__Instructions for the task__
Everything from the line containing "Serialize everything readable" down to the last line of the entries below must be transcribed exactly, and nothing else.

__Exercise data__
>> Start

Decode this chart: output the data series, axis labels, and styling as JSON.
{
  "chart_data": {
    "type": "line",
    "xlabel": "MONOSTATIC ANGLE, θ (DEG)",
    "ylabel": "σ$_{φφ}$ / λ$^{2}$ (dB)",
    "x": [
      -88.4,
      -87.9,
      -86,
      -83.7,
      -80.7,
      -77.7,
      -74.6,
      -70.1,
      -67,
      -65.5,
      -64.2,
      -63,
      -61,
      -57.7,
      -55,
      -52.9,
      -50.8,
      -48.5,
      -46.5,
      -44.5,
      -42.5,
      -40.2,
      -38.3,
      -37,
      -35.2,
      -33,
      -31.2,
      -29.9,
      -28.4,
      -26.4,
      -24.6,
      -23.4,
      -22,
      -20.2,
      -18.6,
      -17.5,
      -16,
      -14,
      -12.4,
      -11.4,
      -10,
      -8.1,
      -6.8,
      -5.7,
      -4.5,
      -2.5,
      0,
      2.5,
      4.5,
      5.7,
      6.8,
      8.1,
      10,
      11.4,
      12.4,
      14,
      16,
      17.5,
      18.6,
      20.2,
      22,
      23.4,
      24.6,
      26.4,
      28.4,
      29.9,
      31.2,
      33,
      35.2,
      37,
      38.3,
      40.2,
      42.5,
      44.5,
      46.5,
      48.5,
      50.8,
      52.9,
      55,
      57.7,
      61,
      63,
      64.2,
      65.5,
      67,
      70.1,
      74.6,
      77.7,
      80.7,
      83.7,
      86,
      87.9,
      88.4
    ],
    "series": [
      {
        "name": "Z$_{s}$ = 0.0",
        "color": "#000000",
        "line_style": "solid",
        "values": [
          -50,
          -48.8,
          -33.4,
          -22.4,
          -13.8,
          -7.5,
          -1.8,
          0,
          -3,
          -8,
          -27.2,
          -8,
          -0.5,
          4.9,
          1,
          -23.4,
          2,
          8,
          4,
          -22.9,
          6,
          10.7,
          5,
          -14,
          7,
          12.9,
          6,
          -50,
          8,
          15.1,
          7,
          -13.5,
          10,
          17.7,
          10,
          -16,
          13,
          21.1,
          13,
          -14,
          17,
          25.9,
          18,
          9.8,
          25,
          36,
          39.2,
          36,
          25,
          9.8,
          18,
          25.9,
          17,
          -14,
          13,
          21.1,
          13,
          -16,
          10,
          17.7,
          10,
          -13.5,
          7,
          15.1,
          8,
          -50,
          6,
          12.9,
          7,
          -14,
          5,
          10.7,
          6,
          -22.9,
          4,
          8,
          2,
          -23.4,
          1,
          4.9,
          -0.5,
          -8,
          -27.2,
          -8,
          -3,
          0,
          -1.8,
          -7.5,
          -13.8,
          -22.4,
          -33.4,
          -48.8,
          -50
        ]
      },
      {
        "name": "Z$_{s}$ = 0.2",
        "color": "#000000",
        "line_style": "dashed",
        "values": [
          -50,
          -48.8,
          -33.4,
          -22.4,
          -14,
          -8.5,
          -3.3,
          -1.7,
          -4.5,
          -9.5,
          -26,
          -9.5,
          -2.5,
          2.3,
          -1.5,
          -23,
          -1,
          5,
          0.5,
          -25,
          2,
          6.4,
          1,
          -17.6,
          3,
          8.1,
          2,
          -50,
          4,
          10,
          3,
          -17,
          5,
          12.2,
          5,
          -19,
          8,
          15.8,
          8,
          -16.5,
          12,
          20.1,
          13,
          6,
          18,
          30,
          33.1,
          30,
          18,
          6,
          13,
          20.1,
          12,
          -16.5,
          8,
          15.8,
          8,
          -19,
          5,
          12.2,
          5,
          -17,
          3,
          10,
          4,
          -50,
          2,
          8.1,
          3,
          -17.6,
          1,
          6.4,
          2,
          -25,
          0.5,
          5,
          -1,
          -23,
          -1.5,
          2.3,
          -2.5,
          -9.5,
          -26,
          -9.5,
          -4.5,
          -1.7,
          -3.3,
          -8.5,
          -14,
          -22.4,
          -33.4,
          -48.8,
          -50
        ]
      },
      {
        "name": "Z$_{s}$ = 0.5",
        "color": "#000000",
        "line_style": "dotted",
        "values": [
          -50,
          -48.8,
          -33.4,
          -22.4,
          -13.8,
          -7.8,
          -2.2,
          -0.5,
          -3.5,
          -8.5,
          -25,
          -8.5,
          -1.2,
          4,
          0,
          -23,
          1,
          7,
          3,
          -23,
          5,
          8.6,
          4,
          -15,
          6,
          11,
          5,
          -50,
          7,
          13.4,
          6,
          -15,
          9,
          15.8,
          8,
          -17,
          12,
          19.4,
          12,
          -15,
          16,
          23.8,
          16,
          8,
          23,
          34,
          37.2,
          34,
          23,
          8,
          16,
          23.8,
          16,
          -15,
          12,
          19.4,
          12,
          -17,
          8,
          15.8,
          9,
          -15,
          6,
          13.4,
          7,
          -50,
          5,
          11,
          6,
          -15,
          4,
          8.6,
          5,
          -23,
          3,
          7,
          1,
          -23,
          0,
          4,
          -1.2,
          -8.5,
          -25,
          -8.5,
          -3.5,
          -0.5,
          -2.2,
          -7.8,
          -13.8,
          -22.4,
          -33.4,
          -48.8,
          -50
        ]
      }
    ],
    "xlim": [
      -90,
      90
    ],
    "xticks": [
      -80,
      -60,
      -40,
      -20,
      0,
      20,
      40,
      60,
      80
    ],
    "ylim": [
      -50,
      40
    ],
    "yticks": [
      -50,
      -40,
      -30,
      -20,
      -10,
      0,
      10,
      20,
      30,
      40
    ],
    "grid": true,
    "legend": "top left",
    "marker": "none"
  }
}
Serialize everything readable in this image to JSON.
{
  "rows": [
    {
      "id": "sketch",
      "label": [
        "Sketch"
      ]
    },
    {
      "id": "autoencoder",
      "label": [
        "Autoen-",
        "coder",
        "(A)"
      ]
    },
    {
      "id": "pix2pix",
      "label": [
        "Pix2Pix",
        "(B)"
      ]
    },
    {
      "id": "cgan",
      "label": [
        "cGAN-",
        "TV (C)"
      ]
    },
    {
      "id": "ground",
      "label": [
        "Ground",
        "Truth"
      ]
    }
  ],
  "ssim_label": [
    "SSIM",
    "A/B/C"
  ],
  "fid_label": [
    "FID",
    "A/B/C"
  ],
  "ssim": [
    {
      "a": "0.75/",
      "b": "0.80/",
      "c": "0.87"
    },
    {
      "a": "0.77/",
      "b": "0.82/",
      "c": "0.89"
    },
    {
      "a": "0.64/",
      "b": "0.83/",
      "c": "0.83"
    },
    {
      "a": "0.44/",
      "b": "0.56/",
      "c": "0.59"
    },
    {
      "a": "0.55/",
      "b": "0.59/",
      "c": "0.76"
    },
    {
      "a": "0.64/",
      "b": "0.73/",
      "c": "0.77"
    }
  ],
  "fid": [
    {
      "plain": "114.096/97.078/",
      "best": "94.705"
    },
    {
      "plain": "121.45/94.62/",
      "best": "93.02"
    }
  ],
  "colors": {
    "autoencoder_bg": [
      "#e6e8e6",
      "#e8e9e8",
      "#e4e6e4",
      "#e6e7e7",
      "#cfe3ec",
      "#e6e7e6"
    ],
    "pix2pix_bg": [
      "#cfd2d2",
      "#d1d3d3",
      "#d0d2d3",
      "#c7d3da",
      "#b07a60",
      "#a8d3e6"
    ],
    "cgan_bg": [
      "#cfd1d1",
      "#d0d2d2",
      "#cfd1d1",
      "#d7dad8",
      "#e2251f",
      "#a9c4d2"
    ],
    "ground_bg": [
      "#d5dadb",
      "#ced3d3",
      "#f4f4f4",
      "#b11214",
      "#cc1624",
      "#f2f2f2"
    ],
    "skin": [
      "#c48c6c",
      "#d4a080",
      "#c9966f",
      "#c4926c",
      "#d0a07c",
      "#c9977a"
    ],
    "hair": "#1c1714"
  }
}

>> End

__Solved problem__
Serialize everything readable in this image to JSON.
{
  "rows": [
    {
      "id": "sketch",
      "label": [
        "Sketch"
      ]
    },
    {
      "id": "autoencoder",
      "label": [
        "Autoen-",
        "coder",
        "(A)"
      ]
    },
    {
      "id": "pix2pix",
      "label": [
        "Pix2Pix",
        "(B)"
      ]
    },
    {
      "id": "cgan",
      "label": [
        "cGAN-",
        "TV (C)"
      ]
    },
    {
      "id": "ground",
      "label": [
        "Ground",
        "Truth"
      ]
    }
  ],
  "ssim_label": [
    "SSIM",
    "A/B/C"
  ],
  "fid_label": [
    "FID",
    "A/B/C"
  ],
  "ssim": [
    {
      "a": "0.75/",
      "b": "0.80/",
      "c": "0.87"
    },
    {
      "a": "0.77/",
      "b": "0.82/",
      "c": "0.89"
    },
    {
      "a": "0.64/",
      "b": "0.83/",
      "c": "0.83"
    },
    {
      "a": "0.44/",
      "b": "0.56/",
      "c": "0.59"
    },
    {
      "a": "0.55/",
      "b": "0.59/",
      "c": "0.76"
    },
    {
      "a": "0.64/",
      "b": "0.73/",
      "c": "0.77"
    }
  ],
  "fid": [
    {
      "plain": "114.096/97.078/",
      "best": "94.705"
    },
    {
      "plain": "121.45/94.62/",
      "best": "93.02"
    }
  ],
  "colors": {
    "autoencoder_bg": [
      "#e6e8e6",
      "#e8e9e8",
      "#e4e6e4",
      "#e6e7e7",
      "#cfe3ec",
      "#e6e7e6"
    ],
    "pix2pix_bg": [
      "#cfd2d2",
      "#d1d3d3",
      "#d0d2d3",
      "#c7d3da",
      "#b07a60",
      "#a8d3e6"
    ],
    "cgan_bg": [
      "#cfd1d1",
      "#d0d2d2",
      "#cfd1d1",
      "#d7dad8",
      "#e2251f",
      "#a9c4d2"
    ],
    "ground_bg": [
      "#d5dadb",
      "#ced3d3",
      "#f4f4f4",
      "#b11214",
      "#cc1624",
      "#f2f2f2"
    ],
    "skin": [
      "#c48c6c",
      "#d4a080",
      "#c9966f",
      "#c4926c",
      "#d0a07c",
      "#c9977a"
    ],
    "hair": "#1c1714"
  }
}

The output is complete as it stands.